==== INFORMATION PROVIDED ====

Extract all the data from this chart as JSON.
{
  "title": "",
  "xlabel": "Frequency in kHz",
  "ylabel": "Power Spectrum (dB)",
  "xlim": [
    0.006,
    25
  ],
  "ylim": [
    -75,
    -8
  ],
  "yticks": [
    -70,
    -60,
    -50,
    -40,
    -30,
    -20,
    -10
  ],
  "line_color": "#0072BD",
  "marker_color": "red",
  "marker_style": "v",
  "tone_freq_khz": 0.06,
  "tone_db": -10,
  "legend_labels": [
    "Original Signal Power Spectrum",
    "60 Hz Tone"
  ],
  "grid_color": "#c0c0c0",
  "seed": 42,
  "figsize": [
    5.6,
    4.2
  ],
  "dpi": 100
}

====

WHAT TO DO | Copy the entries above exactly, leaving none out.

WRITTEN SOLUTION |
Extract all the data from this chart as JSON.
{
  "title": "",
  "xlabel": "Frequency in kHz",
  "ylabel": "Power Spectrum (dB)",
  "xlim": [
    0.006,
    25
  ],
  "ylim": [
    -75,
    -8
  ],
  "yticks": [
    -70,
    -60,
    -50,
    -40,
    -30,
    -20,
    -10
  ],
  "line_color": "#0072BD",
  "marker_color": "red",
  "marker_style": "v",
  "tone_freq_khz": 0.06,
  "tone_db": -10,
  "legend_labels": [
    "Original Signal Power Spectrum",
    "60 Hz Tone"
  ],
  "grid_color": "#c0c0c0",
  "seed": 42,
  "figsize": [
    5.6,
    4.2
  ],
  "dpi": 100
}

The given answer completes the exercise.